What is expected :: Here are records with pictures in them. Copy all of them exactly and leave the pictures out.
## begin Records shown
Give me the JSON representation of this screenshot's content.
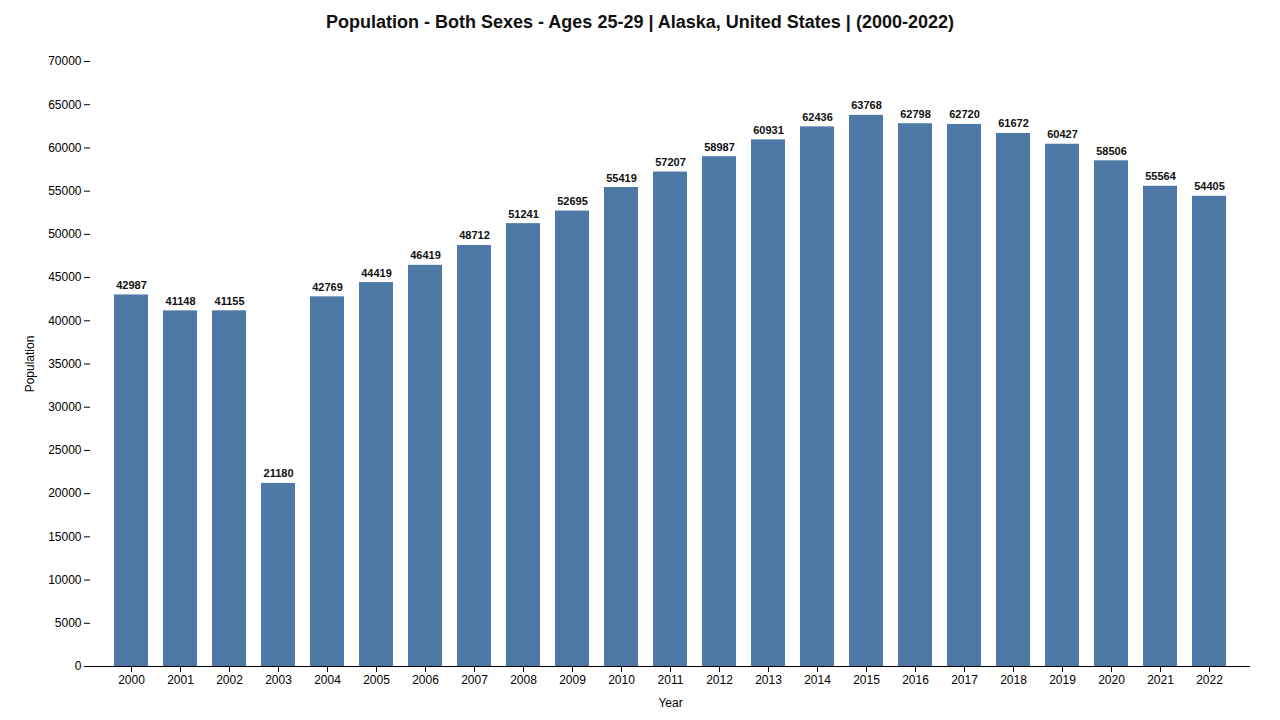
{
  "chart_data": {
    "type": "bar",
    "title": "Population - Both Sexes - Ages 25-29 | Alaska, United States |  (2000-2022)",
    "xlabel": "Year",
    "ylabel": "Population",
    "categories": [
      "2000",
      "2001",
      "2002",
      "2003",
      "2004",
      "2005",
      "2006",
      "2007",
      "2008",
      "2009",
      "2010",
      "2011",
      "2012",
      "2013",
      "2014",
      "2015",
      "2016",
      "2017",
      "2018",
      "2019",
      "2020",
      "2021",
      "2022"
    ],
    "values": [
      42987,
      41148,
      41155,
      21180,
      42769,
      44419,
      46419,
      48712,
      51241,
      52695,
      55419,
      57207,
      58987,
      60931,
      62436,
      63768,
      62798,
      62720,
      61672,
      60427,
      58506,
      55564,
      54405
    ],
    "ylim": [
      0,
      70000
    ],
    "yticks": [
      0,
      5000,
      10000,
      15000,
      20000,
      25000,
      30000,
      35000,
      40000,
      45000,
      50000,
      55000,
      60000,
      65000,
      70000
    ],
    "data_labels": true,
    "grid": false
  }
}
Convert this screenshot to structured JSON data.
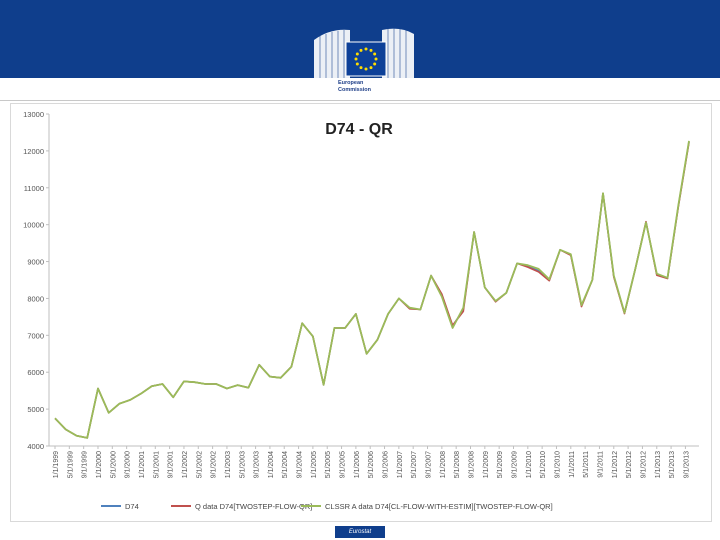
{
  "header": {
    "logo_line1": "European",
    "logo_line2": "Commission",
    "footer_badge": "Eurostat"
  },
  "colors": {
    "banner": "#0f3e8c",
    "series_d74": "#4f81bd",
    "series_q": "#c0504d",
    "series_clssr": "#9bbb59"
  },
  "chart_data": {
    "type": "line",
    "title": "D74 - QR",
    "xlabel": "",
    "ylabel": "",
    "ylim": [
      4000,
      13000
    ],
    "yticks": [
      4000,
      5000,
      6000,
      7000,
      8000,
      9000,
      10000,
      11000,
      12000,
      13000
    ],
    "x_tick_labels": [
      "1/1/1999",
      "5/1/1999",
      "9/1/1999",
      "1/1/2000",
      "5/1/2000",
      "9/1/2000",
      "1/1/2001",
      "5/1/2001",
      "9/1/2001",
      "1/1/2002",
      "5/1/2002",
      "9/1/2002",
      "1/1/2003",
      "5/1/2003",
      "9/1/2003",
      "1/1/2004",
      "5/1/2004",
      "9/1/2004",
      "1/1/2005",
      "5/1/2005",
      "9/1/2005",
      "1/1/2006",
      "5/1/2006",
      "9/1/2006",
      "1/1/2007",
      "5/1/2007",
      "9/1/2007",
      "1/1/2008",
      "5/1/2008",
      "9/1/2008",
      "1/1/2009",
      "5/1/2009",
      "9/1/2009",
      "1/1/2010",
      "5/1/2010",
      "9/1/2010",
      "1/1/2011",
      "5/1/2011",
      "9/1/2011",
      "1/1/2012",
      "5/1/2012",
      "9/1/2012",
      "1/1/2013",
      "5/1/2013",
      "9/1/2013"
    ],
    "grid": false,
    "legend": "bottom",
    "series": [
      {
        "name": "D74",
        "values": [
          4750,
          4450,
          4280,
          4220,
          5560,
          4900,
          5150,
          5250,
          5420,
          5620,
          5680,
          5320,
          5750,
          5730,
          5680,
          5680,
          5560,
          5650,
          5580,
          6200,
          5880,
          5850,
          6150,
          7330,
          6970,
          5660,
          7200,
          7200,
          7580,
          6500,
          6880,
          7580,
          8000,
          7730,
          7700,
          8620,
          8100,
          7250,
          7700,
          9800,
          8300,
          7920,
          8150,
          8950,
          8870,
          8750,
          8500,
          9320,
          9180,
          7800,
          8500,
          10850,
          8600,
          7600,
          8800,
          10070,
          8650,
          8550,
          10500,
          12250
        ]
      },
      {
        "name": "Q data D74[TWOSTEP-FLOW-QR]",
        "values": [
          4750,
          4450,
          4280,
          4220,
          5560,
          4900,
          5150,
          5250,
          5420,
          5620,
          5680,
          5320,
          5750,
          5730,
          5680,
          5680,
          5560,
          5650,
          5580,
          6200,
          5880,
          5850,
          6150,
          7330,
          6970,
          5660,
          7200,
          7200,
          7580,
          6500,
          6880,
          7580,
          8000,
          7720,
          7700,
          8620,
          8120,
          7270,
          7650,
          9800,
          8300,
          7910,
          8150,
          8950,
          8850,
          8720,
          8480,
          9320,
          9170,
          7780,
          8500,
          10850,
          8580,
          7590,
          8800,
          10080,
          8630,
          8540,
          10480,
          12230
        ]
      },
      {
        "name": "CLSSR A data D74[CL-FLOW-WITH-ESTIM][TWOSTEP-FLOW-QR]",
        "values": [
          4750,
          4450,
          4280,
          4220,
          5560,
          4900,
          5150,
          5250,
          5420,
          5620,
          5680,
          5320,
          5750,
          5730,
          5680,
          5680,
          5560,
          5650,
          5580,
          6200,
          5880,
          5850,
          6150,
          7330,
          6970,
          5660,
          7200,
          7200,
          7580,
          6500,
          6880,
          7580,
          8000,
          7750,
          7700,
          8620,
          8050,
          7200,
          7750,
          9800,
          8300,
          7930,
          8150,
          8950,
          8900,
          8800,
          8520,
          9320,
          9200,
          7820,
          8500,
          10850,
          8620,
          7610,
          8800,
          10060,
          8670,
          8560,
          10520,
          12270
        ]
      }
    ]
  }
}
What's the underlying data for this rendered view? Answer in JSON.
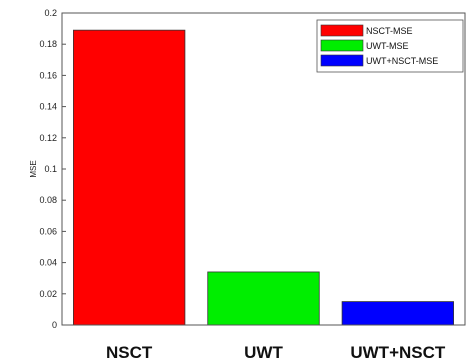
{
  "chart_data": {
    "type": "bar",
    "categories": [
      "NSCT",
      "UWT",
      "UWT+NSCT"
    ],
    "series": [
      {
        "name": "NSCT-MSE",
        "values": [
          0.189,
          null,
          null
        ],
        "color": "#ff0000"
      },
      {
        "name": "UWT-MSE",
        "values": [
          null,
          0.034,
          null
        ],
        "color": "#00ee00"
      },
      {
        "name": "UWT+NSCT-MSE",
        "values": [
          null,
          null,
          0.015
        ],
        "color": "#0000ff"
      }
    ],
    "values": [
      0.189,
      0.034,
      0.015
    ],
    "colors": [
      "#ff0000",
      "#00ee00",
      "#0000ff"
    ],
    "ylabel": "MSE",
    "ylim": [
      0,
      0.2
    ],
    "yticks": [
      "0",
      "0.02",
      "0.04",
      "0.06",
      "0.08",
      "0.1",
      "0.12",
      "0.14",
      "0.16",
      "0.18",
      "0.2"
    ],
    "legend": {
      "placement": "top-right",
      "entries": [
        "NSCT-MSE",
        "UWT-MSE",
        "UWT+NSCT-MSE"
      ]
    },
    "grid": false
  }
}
## end Records shown
Solution for this exercise ::
Give me the JSON representation of this screenshot's content.
{
  "chart_data": {
    "type": "bar",
    "title": "Population - Both Sexes - Ages 25-29 | Alaska, United States |  (2000-2022)",
    "xlabel": "Year",
    "ylabel": "Population",
    "categories": [
      "2000",
      "2001",
      "2002",
      "2003",
      "2004",
      "2005",
      "2006",
      "2007",
      "2008",
      "2009",
      "2010",
      "2011",
      "2012",
      "2013",
      "2014",
      "2015",
      "2016",
      "2017",
      "2018",
      "2019",
      "2020",
      "2021",
      "2022"
    ],
    "values": [
      42987,
      41148,
      41155,
      21180,
      42769,
      44419,
      46419,
      48712,
      51241,
      52695,
      55419,
      57207,
      58987,
      60931,
      62436,
      63768,
      62798,
      62720,
      61672,
      60427,
      58506,
      55564,
      54405
    ],
    "ylim": [
      0,
      70000
    ],
    "yticks": [
      0,
      5000,
      10000,
      15000,
      20000,
      25000,
      30000,
      35000,
      40000,
      45000,
      50000,
      55000,
      60000,
      65000,
      70000
    ],
    "data_labels": true,
    "grid": false
  }
}
Convert this screenshot to structured JSON data.
{
  "header": {
    "logo_line1": "European",
    "logo_line2": "Commission",
    "footer_badge": "Eurostat"
  },
  "colors": {
    "banner": "#0f3e8c",
    "series_d74": "#4f81bd",
    "series_q": "#c0504d",
    "series_clssr": "#9bbb59"
  },
  "chart_data": {
    "type": "line",
    "title": "D74 - QR",
    "xlabel": "",
    "ylabel": "",
    "ylim": [
      4000,
      13000
    ],
    "yticks": [
      4000,
      5000,
      6000,
      7000,
      8000,
      9000,
      10000,
      11000,
      12000,
      13000
    ],
    "x_tick_labels": [
      "1/1/1999",
      "5/1/1999",
      "9/1/1999",
      "1/1/2000",
      "5/1/2000",
      "9/1/2000",
      "1/1/2001",
      "5/1/2001",
      "9/1/2001",
      "1/1/2002",
      "5/1/2002",
      "9/1/2002",
      "1/1/2003",
      "5/1/2003",
      "9/1/2003",
      "1/1/2004",
      "5/1/2004",
      "9/1/2004",
      "1/1/2005",
      "5/1/2005",
      "9/1/2005",
      "1/1/2006",
      "5/1/2006",
      "9/1/2006",
      "1/1/2007",
      "5/1/2007",
      "9/1/2007",
      "1/1/2008",
      "5/1/2008",
      "9/1/2008",
      "1/1/2009",
      "5/1/2009",
      "9/1/2009",
      "1/1/2010",
      "5/1/2010",
      "9/1/2010",
      "1/1/2011",
      "5/1/2011",
      "9/1/2011",
      "1/1/2012",
      "5/1/2012",
      "9/1/2012",
      "1/1/2013",
      "5/1/2013",
      "9/1/2013"
    ],
    "grid": false,
    "legend": "bottom",
    "series": [
      {
        "name": "D74",
        "values": [
          4750,
          4450,
          4280,
          4220,
          5560,
          4900,
          5150,
          5250,
          5420,
          5620,
          5680,
          5320,
          5750,
          5730,
          5680,
          5680,
          5560,
          5650,
          5580,
          6200,
          5880,
          5850,
          6150,
          7330,
          6970,
          5660,
          7200,
          7200,
          7580,
          6500,
          6880,
          7580,
          8000,
          7730,
          7700,
          8620,
          8100,
          7250,
          7700,
          9800,
          8300,
          7920,
          8150,
          8950,
          8870,
          8750,
          8500,
          9320,
          9180,
          7800,
          8500,
          10850,
          8600,
          7600,
          8800,
          10070,
          8650,
          8550,
          10500,
          12250
        ]
      },
      {
        "name": "Q data D74[TWOSTEP-FLOW-QR]",
        "values": [
          4750,
          4450,
          4280,
          4220,
          5560,
          4900,
          5150,
          5250,
          5420,
          5620,
          5680,
          5320,
          5750,
          5730,
          5680,
          5680,
          5560,
          5650,
          5580,
          6200,
          5880,
          5850,
          6150,
          7330,
          6970,
          5660,
          7200,
          7200,
          7580,
          6500,
          6880,
          7580,
          8000,
          7720,
          7700,
          8620,
          8120,
          7270,
          7650,
          9800,
          8300,
          7910,
          8150,
          8950,
          8850,
          8720,
          8480,
          9320,
          9170,
          7780,
          8500,
          10850,
          8580,
          7590,
          8800,
          10080,
          8630,
          8540,
          10480,
          12230
        ]
      },
      {
        "name": "CLSSR A data D74[CL-FLOW-WITH-ESTIM][TWOSTEP-FLOW-QR]",
        "values": [
          4750,
          4450,
          4280,
          4220,
          5560,
          4900,
          5150,
          5250,
          5420,
          5620,
          5680,
          5320,
          5750,
          5730,
          5680,
          5680,
          5560,
          5650,
          5580,
          6200,
          5880,
          5850,
          6150,
          7330,
          6970,
          5660,
          7200,
          7200,
          7580,
          6500,
          6880,
          7580,
          8000,
          7750,
          7700,
          8620,
          8050,
          7200,
          7750,
          9800,
          8300,
          7930,
          8150,
          8950,
          8900,
          8800,
          8520,
          9320,
          9200,
          7820,
          8500,
          10850,
          8620,
          7610,
          8800,
          10060,
          8670,
          8560,
          10520,
          12270
        ]
      }
    ]
  }
}
What's the underlying data for this rendered view? Answer in JSON.
{
  "chart_data": {
    "type": "bar",
    "categories": [
      "NSCT",
      "UWT",
      "UWT+NSCT"
    ],
    "series": [
      {
        "name": "NSCT-MSE",
        "values": [
          0.189,
          null,
          null
        ],
        "color": "#ff0000"
      },
      {
        "name": "UWT-MSE",
        "values": [
          null,
          0.034,
          null
        ],
        "color": "#00ee00"
      },
      {
        "name": "UWT+NSCT-MSE",
        "values": [
          null,
          null,
          0.015
        ],
        "color": "#0000ff"
      }
    ],
    "values": [
      0.189,
      0.034,
      0.015
    ],
    "colors": [
      "#ff0000",
      "#00ee00",
      "#0000ff"
    ],
    "ylabel": "MSE",
    "ylim": [
      0,
      0.2
    ],
    "yticks": [
      "0",
      "0.02",
      "0.04",
      "0.06",
      "0.08",
      "0.1",
      "0.12",
      "0.14",
      "0.16",
      "0.18",
      "0.2"
    ],
    "legend": {
      "placement": "top-right",
      "entries": [
        "NSCT-MSE",
        "UWT-MSE",
        "UWT+NSCT-MSE"
      ]
    },
    "grid": false
  }
}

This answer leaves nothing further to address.